• [AIM]: Write out the data again exactly, skipping every picture.

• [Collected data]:
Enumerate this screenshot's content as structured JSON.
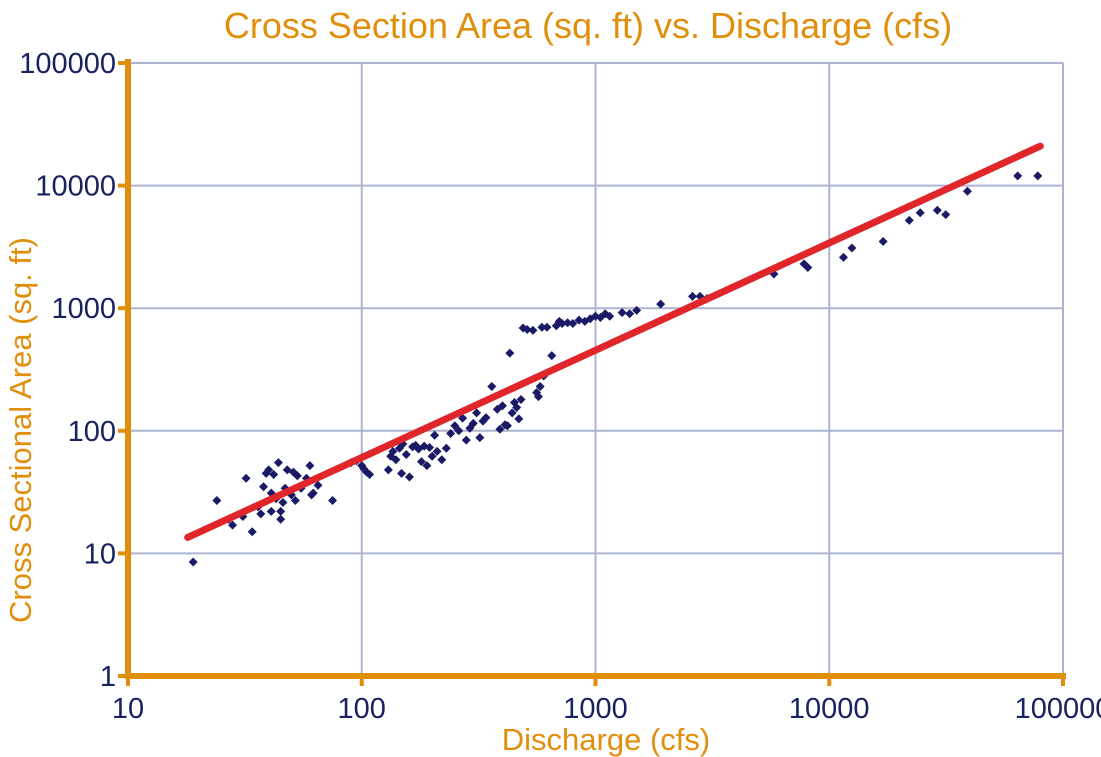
{
  "colors": {
    "title": "#E08E0B",
    "axis": "#E08E0B",
    "grid": "#AEB3CF",
    "tick_label": "#1A2060",
    "points": "#1A1A66",
    "trendline": "#E0252B",
    "background": "#FFFFFF"
  },
  "chart_data": {
    "type": "scatter",
    "title": "Cross Section Area (sq. ft) vs. Discharge (cfs)",
    "xlabel": "Discharge (cfs)",
    "ylabel": "Cross Sectional Area (sq. ft)",
    "x_scale": "log",
    "y_scale": "log",
    "xlim": [
      10,
      100000
    ],
    "ylim": [
      1,
      100000
    ],
    "x_ticks": [
      "10",
      "100",
      "1000",
      "10000",
      "100000"
    ],
    "y_ticks": [
      "1",
      "10",
      "100",
      "1000",
      "10000",
      "100000"
    ],
    "grid": true,
    "legend": "none",
    "series": [
      {
        "marker": "diamond",
        "points": [
          [
            19,
            8.5
          ],
          [
            24,
            27
          ],
          [
            27,
            19
          ],
          [
            28,
            17
          ],
          [
            31,
            20
          ],
          [
            32,
            41
          ],
          [
            34,
            15
          ],
          [
            36,
            24
          ],
          [
            37,
            21
          ],
          [
            38,
            35
          ],
          [
            39,
            45
          ],
          [
            40,
            48
          ],
          [
            41,
            22
          ],
          [
            41,
            31
          ],
          [
            42,
            44
          ],
          [
            43,
            28
          ],
          [
            44,
            55
          ],
          [
            45,
            19
          ],
          [
            45,
            22
          ],
          [
            46,
            26
          ],
          [
            47,
            34
          ],
          [
            48,
            48
          ],
          [
            50,
            30
          ],
          [
            51,
            46
          ],
          [
            52,
            27
          ],
          [
            53,
            43
          ],
          [
            55,
            34
          ],
          [
            58,
            41
          ],
          [
            60,
            52
          ],
          [
            61,
            30
          ],
          [
            62,
            31
          ],
          [
            65,
            36
          ],
          [
            75,
            27
          ],
          [
            90,
            55
          ],
          [
            95,
            57
          ],
          [
            100,
            52
          ],
          [
            102,
            49
          ],
          [
            105,
            46
          ],
          [
            108,
            44
          ],
          [
            130,
            48
          ],
          [
            133,
            62
          ],
          [
            136,
            68
          ],
          [
            140,
            58
          ],
          [
            145,
            72
          ],
          [
            148,
            45
          ],
          [
            150,
            78
          ],
          [
            155,
            64
          ],
          [
            160,
            42
          ],
          [
            165,
            74
          ],
          [
            170,
            76
          ],
          [
            175,
            71
          ],
          [
            180,
            56
          ],
          [
            185,
            75
          ],
          [
            190,
            52
          ],
          [
            195,
            73
          ],
          [
            200,
            62
          ],
          [
            205,
            92
          ],
          [
            210,
            68
          ],
          [
            220,
            58
          ],
          [
            230,
            72
          ],
          [
            240,
            95
          ],
          [
            250,
            110
          ],
          [
            260,
            100
          ],
          [
            270,
            127
          ],
          [
            280,
            84
          ],
          [
            290,
            105
          ],
          [
            300,
            115
          ],
          [
            310,
            140
          ],
          [
            320,
            88
          ],
          [
            330,
            120
          ],
          [
            340,
            128
          ],
          [
            360,
            230
          ],
          [
            380,
            150
          ],
          [
            390,
            103
          ],
          [
            400,
            160
          ],
          [
            410,
            112
          ],
          [
            420,
            110
          ],
          [
            430,
            430
          ],
          [
            440,
            140
          ],
          [
            450,
            170
          ],
          [
            460,
            155
          ],
          [
            470,
            125
          ],
          [
            480,
            180
          ],
          [
            490,
            690
          ],
          [
            510,
            670
          ],
          [
            540,
            660
          ],
          [
            560,
            205
          ],
          [
            570,
            190
          ],
          [
            580,
            230
          ],
          [
            590,
            700
          ],
          [
            600,
            280
          ],
          [
            620,
            700
          ],
          [
            650,
            410
          ],
          [
            680,
            720
          ],
          [
            700,
            780
          ],
          [
            720,
            750
          ],
          [
            760,
            760
          ],
          [
            800,
            750
          ],
          [
            850,
            800
          ],
          [
            900,
            780
          ],
          [
            950,
            820
          ],
          [
            1000,
            860
          ],
          [
            1050,
            840
          ],
          [
            1100,
            900
          ],
          [
            1150,
            860
          ],
          [
            1300,
            920
          ],
          [
            1400,
            900
          ],
          [
            1500,
            960
          ],
          [
            1900,
            1080
          ],
          [
            2600,
            1250
          ],
          [
            2800,
            1250
          ],
          [
            3000,
            1200
          ],
          [
            5800,
            1900
          ],
          [
            7800,
            2300
          ],
          [
            8100,
            2150
          ],
          [
            11500,
            2600
          ],
          [
            12500,
            3100
          ],
          [
            17000,
            3500
          ],
          [
            22000,
            5200
          ],
          [
            24500,
            6000
          ],
          [
            29000,
            6300
          ],
          [
            31500,
            5800
          ],
          [
            39000,
            9000
          ],
          [
            64000,
            12000
          ],
          [
            78000,
            12000
          ]
        ]
      }
    ],
    "trendline": {
      "type": "power",
      "points": [
        [
          18,
          13.5
        ],
        [
          80000,
          21000
        ]
      ]
    }
  }
}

• [FINAL RESULT]:
Enumerate this screenshot's content as structured JSON.
{
  "colors": {
    "title": "#E08E0B",
    "axis": "#E08E0B",
    "grid": "#AEB3CF",
    "tick_label": "#1A2060",
    "points": "#1A1A66",
    "trendline": "#E0252B",
    "background": "#FFFFFF"
  },
  "chart_data": {
    "type": "scatter",
    "title": "Cross Section Area (sq. ft) vs. Discharge (cfs)",
    "xlabel": "Discharge (cfs)",
    "ylabel": "Cross Sectional Area (sq. ft)",
    "x_scale": "log",
    "y_scale": "log",
    "xlim": [
      10,
      100000
    ],
    "ylim": [
      1,
      100000
    ],
    "x_ticks": [
      "10",
      "100",
      "1000",
      "10000",
      "100000"
    ],
    "y_ticks": [
      "1",
      "10",
      "100",
      "1000",
      "10000",
      "100000"
    ],
    "grid": true,
    "legend": "none",
    "series": [
      {
        "marker": "diamond",
        "points": [
          [
            19,
            8.5
          ],
          [
            24,
            27
          ],
          [
            27,
            19
          ],
          [
            28,
            17
          ],
          [
            31,
            20
          ],
          [
            32,
            41
          ],
          [
            34,
            15
          ],
          [
            36,
            24
          ],
          [
            37,
            21
          ],
          [
            38,
            35
          ],
          [
            39,
            45
          ],
          [
            40,
            48
          ],
          [
            41,
            22
          ],
          [
            41,
            31
          ],
          [
            42,
            44
          ],
          [
            43,
            28
          ],
          [
            44,
            55
          ],
          [
            45,
            19
          ],
          [
            45,
            22
          ],
          [
            46,
            26
          ],
          [
            47,
            34
          ],
          [
            48,
            48
          ],
          [
            50,
            30
          ],
          [
            51,
            46
          ],
          [
            52,
            27
          ],
          [
            53,
            43
          ],
          [
            55,
            34
          ],
          [
            58,
            41
          ],
          [
            60,
            52
          ],
          [
            61,
            30
          ],
          [
            62,
            31
          ],
          [
            65,
            36
          ],
          [
            75,
            27
          ],
          [
            90,
            55
          ],
          [
            95,
            57
          ],
          [
            100,
            52
          ],
          [
            102,
            49
          ],
          [
            105,
            46
          ],
          [
            108,
            44
          ],
          [
            130,
            48
          ],
          [
            133,
            62
          ],
          [
            136,
            68
          ],
          [
            140,
            58
          ],
          [
            145,
            72
          ],
          [
            148,
            45
          ],
          [
            150,
            78
          ],
          [
            155,
            64
          ],
          [
            160,
            42
          ],
          [
            165,
            74
          ],
          [
            170,
            76
          ],
          [
            175,
            71
          ],
          [
            180,
            56
          ],
          [
            185,
            75
          ],
          [
            190,
            52
          ],
          [
            195,
            73
          ],
          [
            200,
            62
          ],
          [
            205,
            92
          ],
          [
            210,
            68
          ],
          [
            220,
            58
          ],
          [
            230,
            72
          ],
          [
            240,
            95
          ],
          [
            250,
            110
          ],
          [
            260,
            100
          ],
          [
            270,
            127
          ],
          [
            280,
            84
          ],
          [
            290,
            105
          ],
          [
            300,
            115
          ],
          [
            310,
            140
          ],
          [
            320,
            88
          ],
          [
            330,
            120
          ],
          [
            340,
            128
          ],
          [
            360,
            230
          ],
          [
            380,
            150
          ],
          [
            390,
            103
          ],
          [
            400,
            160
          ],
          [
            410,
            112
          ],
          [
            420,
            110
          ],
          [
            430,
            430
          ],
          [
            440,
            140
          ],
          [
            450,
            170
          ],
          [
            460,
            155
          ],
          [
            470,
            125
          ],
          [
            480,
            180
          ],
          [
            490,
            690
          ],
          [
            510,
            670
          ],
          [
            540,
            660
          ],
          [
            560,
            205
          ],
          [
            570,
            190
          ],
          [
            580,
            230
          ],
          [
            590,
            700
          ],
          [
            600,
            280
          ],
          [
            620,
            700
          ],
          [
            650,
            410
          ],
          [
            680,
            720
          ],
          [
            700,
            780
          ],
          [
            720,
            750
          ],
          [
            760,
            760
          ],
          [
            800,
            750
          ],
          [
            850,
            800
          ],
          [
            900,
            780
          ],
          [
            950,
            820
          ],
          [
            1000,
            860
          ],
          [
            1050,
            840
          ],
          [
            1100,
            900
          ],
          [
            1150,
            860
          ],
          [
            1300,
            920
          ],
          [
            1400,
            900
          ],
          [
            1500,
            960
          ],
          [
            1900,
            1080
          ],
          [
            2600,
            1250
          ],
          [
            2800,
            1250
          ],
          [
            3000,
            1200
          ],
          [
            5800,
            1900
          ],
          [
            7800,
            2300
          ],
          [
            8100,
            2150
          ],
          [
            11500,
            2600
          ],
          [
            12500,
            3100
          ],
          [
            17000,
            3500
          ],
          [
            22000,
            5200
          ],
          [
            24500,
            6000
          ],
          [
            29000,
            6300
          ],
          [
            31500,
            5800
          ],
          [
            39000,
            9000
          ],
          [
            64000,
            12000
          ],
          [
            78000,
            12000
          ]
        ]
      }
    ],
    "trendline": {
      "type": "power",
      "points": [
        [
          18,
          13.5
        ],
        [
          80000,
          21000
        ]
      ]
    }
  }
}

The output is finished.